■ SELECTION
SEATTLE — Amtrak has cancelled its daily Coast Starlight service between Seattle and Los Angeles because of massive mudslides that covered tracks in Oregon.

Beginning Thursday, the train from Los Angeles and Seattle was cancelled through Jan. 31 and the train from Seattle to Los Angeles is cancelled Friday through Feb. 1, and both cancellation dates may be extended.

The company is providing no alternate transportation during the cancellation, which came after the Union Pacific Railroad suspended all rail traffic near Chemult, Ore. However, Amtrak spokesman Cliff Cole said the company does provide service on other trains routes and busses between Southern California and the Pacific Northwest.

For travel throughout the Pacific Northwest, passengers can take the Amtrak Cascades service from Eugene, Ore. to Vancouver B.C.

Passengers traveling in California can make bus connections at Los Angeles Union Station to Amtrak’s San Joaquins train service for travel from Bakersfield to Sacramento and Oakland.

The cancellations this week are another setback for a train route that is notorious for late arrivals. In 2006, the Coast Starlight was on time 4 percent of the time.

■ ITEMS
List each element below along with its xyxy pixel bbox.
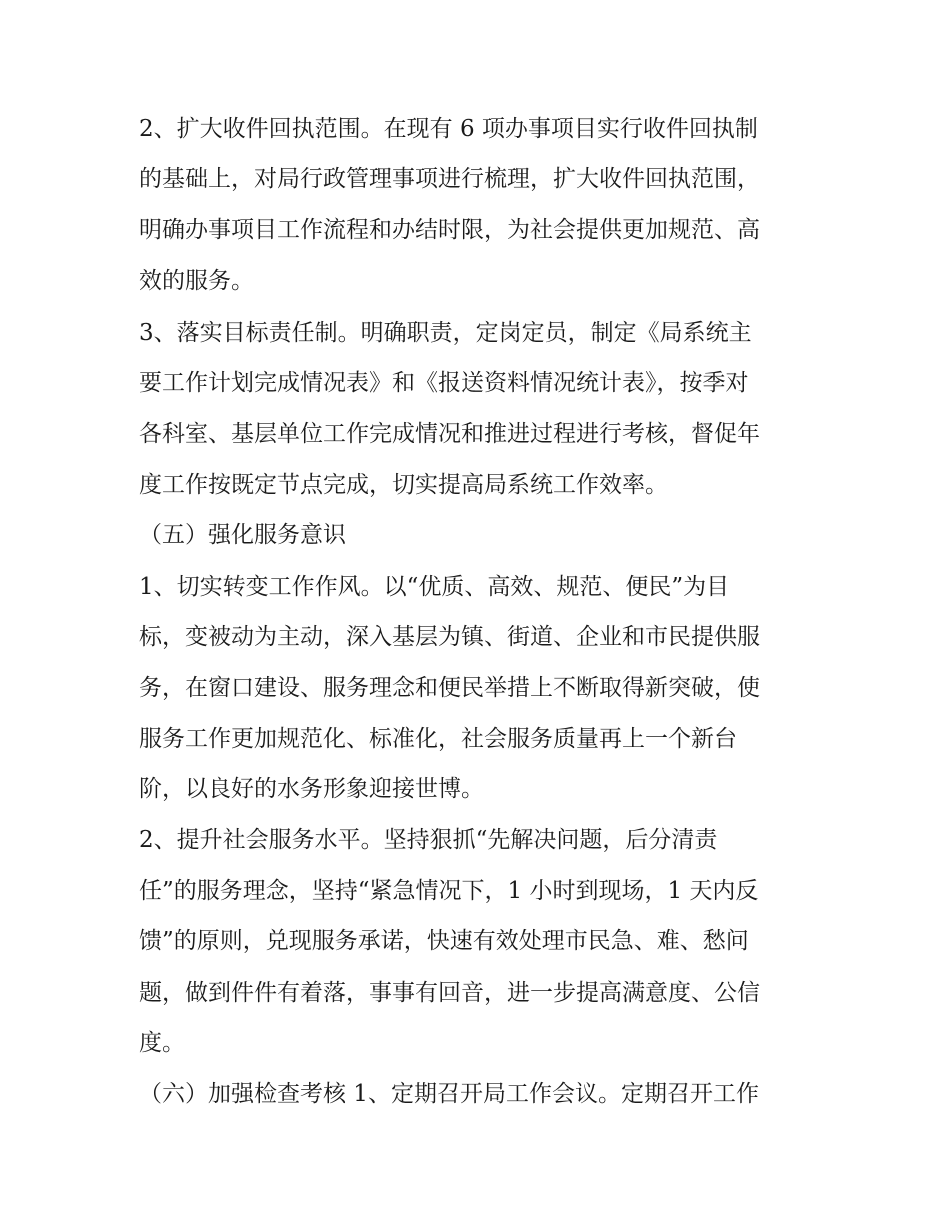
text-line: 3、落实目标责任制。明确职责，定岗定员，制定《局系统主 xyxy=(139,320,752,346)
text-line: 题，做到件件有着落，事事有回音，进一步提高满意度、公信 xyxy=(139,980,760,1006)
text-line: 服务工作更加规范化、标准化，社会服务质量再上一个新台 xyxy=(139,726,737,752)
section-heading: （五）强化服务意识 xyxy=(139,522,346,548)
text-line: 任”的服务理念，坚持“紧急情况下，1 小时到现场，1 天内反 xyxy=(139,878,759,904)
text-line: 2、扩大收件回执范围。在现有 6 项办事项目实行收件回执制 xyxy=(139,116,758,142)
text-line: 度。 xyxy=(139,1030,185,1056)
text-line: 要工作计划完成情况表》和《报送资料情况统计表》，按季对 xyxy=(139,370,749,396)
text-line: 标，变被动为主动，深入基层为镇、街道、企业和市民提供服 xyxy=(139,624,760,650)
text-line: 阶，以良好的水务形象迎接世博。 xyxy=(139,776,484,802)
text-line: 馈”的原则，兑现服务承诺，快速有效处理市民急、难、愁问 xyxy=(139,928,749,954)
text-line: 2、提升社会服务水平。坚持狠抓“先解决问题，后分清责 xyxy=(139,827,718,853)
text-line: 各科室、基层单位工作完成情况和推进过程进行考核，督促年 xyxy=(139,421,760,447)
text-line: 1、切实转变工作作风。以“优质、高效、规范、便民”为目 xyxy=(139,574,730,600)
text-line: 务，在窗口建设、服务理念和便民举措上不断取得新突破，使 xyxy=(139,675,760,701)
section-heading: （六）加强检查考核 1、定期召开局工作会议。定期召开工作 xyxy=(139,1081,759,1107)
text-line: 的基础上，对局行政管理事项进行梳理，扩大收件回执范围， xyxy=(139,166,760,192)
text-line: 效的服务。 xyxy=(139,268,254,294)
text-line: 度工作按既定节点完成，切实提高局系统工作效率。 xyxy=(139,472,668,498)
text-line: 明确办事项目工作流程和办结时限，为社会提供更加规范、高 xyxy=(139,217,760,243)
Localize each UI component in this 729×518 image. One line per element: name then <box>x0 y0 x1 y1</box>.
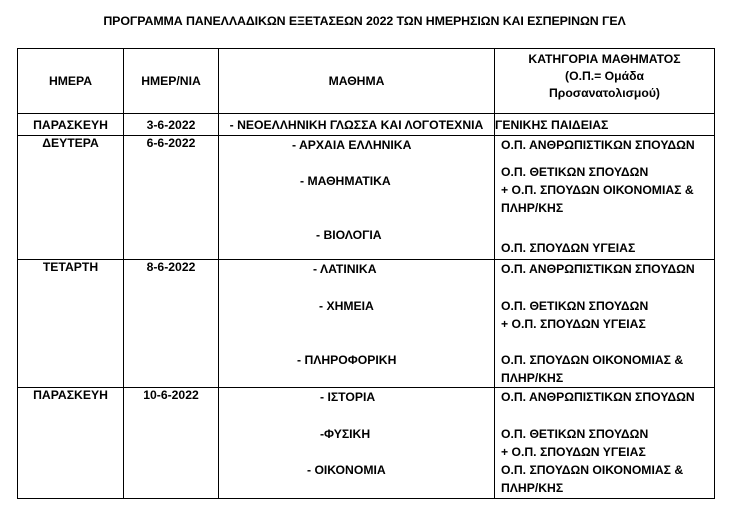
row-date: 10-6-2022 <box>124 388 219 499</box>
category-item: + Ο.Π. ΣΠΟΥΔΩΝ ΥΓΕΙΑΣ <box>501 445 646 459</box>
row-categories <box>495 260 715 388</box>
category-item: Ο.Π. ΣΠΟΥΔΩΝ ΟΙΚΟΝΟΜΙΑΣ & <box>501 353 684 367</box>
category-item: ΠΛΗΡ/ΚΗΣ <box>501 371 564 385</box>
subject-item: - ΠΛΗΡΟΦΟΡΙΚΗ <box>297 353 397 367</box>
subject-item: - ΑΡΧΑΙΑ ΕΛΛΗΝΙΚΑ <box>292 138 412 152</box>
category-item: Ο.Π. ΘΕΤΙΚΩΝ ΣΠΟΥΔΩΝ <box>501 427 649 441</box>
row-categories <box>495 136 715 260</box>
category-item: Ο.Π. ΑΝΘΡΩΠΙΣΤΙΚΩΝ ΣΠΟΥΔΩΝ <box>501 390 695 404</box>
header-date: ΗΜΕΡ/ΝΙΑ <box>124 49 219 114</box>
category-item: Ο.Π. ΑΝΘΡΩΠΙΣΤΙΚΩΝ ΣΠΟΥΔΩΝ <box>501 138 695 152</box>
row-subject: - ΝΕΟΕΛΛΗΝΙΚΗ ΓΛΩΣΣΑ ΚΑΙ ΛΟΓΟΤΕΧΝΙΑ <box>219 114 495 136</box>
category-item: ΠΛΗΡ/ΚΗΣ <box>501 481 564 495</box>
header-category-line: Προσανατολισμού) <box>549 86 660 100</box>
header-subject: ΜΑΘΗΜΑ <box>219 49 495 114</box>
exam-schedule-table <box>17 48 715 499</box>
row-subjects <box>219 260 495 388</box>
category-item: Ο.Π. ΘΕΤΙΚΩΝ ΣΠΟΥΔΩΝ <box>501 299 649 313</box>
row-date: 8-6-2022 <box>124 260 219 388</box>
header-category <box>495 49 715 114</box>
subject-item: - ΛΑΤΙΝΙΚΑ <box>313 262 377 276</box>
table-header-row <box>18 49 715 114</box>
subject-item: - ΒΙΟΛΟΓΙΑ <box>316 228 382 242</box>
subject-item: - ΧΗΜΕΙΑ <box>319 299 374 313</box>
row-categories <box>495 388 715 499</box>
subject-item: - ΟΙΚΟΝΟΜΙΑ <box>307 463 386 477</box>
category-item: Ο.Π. ΣΠΟΥΔΩΝ ΥΓΕΙΑΣ <box>501 241 636 255</box>
header-category-line: ΚΑΤΗΓΟΡΙΑ ΜΑΘΗΜΑΤΟΣ <box>528 52 681 66</box>
header-category-line: (Ο.Π.= Ομάδα <box>565 69 644 83</box>
row-day: ΠΑΡΑΣΚΕΥΗ <box>18 388 124 499</box>
header-day: ΗΜΕΡΑ <box>18 49 124 114</box>
row-category: ΓΕΝΙΚΗΣ ΠΑΙΔΕΙΑΣ <box>495 114 715 136</box>
category-item: Ο.Π. ΘΕΤΙΚΩΝ ΣΠΟΥΔΩΝ <box>501 165 649 179</box>
category-item: + Ο.Π. ΣΠΟΥΔΩΝ ΟΙΚΟΝΟΜΙΑΣ & <box>501 183 694 197</box>
category-item: + Ο.Π. ΣΠΟΥΔΩΝ ΥΓΕΙΑΣ <box>501 317 646 331</box>
table-row <box>18 388 715 499</box>
document-title: ΠΡΟΓΡΑΜΜΑ ΠΑΝΕΛΛΑΔΙΚΩΝ ΕΞΕΤΑΣΕΩΝ 2022 ΤΩΝ ΗΜΕΡΗΣΙΩΝ ΚΑΙ ΕΣΠΕΡΙΝΩΝ ΓΕΛ <box>103 14 626 28</box>
category-item: Ο.Π. ΣΠΟΥΔΩΝ ΟΙΚΟΝΟΜΙΑΣ & <box>501 463 684 477</box>
row-date: 6-6-2022 <box>124 136 219 260</box>
row-day: ΠΑΡΑΣΚΕΥΗ <box>18 114 124 136</box>
row-day: ΔΕΥΤΕΡΑ <box>18 136 124 260</box>
subject-item: - ΙΣΤΟΡΙΑ <box>320 390 376 404</box>
row-day: ΤΕΤΑΡΤΗ <box>18 260 124 388</box>
row-subjects <box>219 136 495 260</box>
row-subjects <box>219 388 495 499</box>
subject-item: - ΜΑΘΗΜΑΤΙΚΑ <box>300 174 391 188</box>
category-item: Ο.Π. ΑΝΘΡΩΠΙΣΤΙΚΩΝ ΣΠΟΥΔΩΝ <box>501 262 695 276</box>
category-item: ΠΛΗΡ/ΚΗΣ <box>501 201 564 215</box>
table-row <box>18 136 715 260</box>
table-row <box>18 114 715 136</box>
table-row <box>18 260 715 388</box>
row-date: 3-6-2022 <box>124 114 219 136</box>
subject-item: -ΦΥΣΙΚΗ <box>320 427 371 441</box>
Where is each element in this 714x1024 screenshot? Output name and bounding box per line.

■ GIVEN INSTRUCTION A
In the Coast Starlight article, what share of the time was the train on time in 2006?
■ GIVEN INSTRUCTION B
Reproduce the stretch of the Coast Starlight article from "The company is" through "of the time.".

■ FULL SOLUTION A
4 percent

■ FULL SOLUTION B
The company is providing no alternate transportation during the cancellation, which came after the Union Pacific Railroad suspended all rail traffic near Chemult, Ore. However, Amtrak spokesman Cliff Cole said the company does provide service on other trains routes and busses between Southern California and the Pacific Northwest.

For travel throughout the Pacific Northwest, passengers can take the Amtrak Cascades service from Eugene, Ore. to Vancouver B.C.

Passengers traveling in California can make bus connections at Los Angeles Union Station to Amtrak’s San Joaquins train service for travel from Bakersfield to Sacramento and Oakland.

The cancellations this week are another setback for a train route that is notorious for late arrivals. In 2006, the Coast Starlight was on time 4 percent of the time.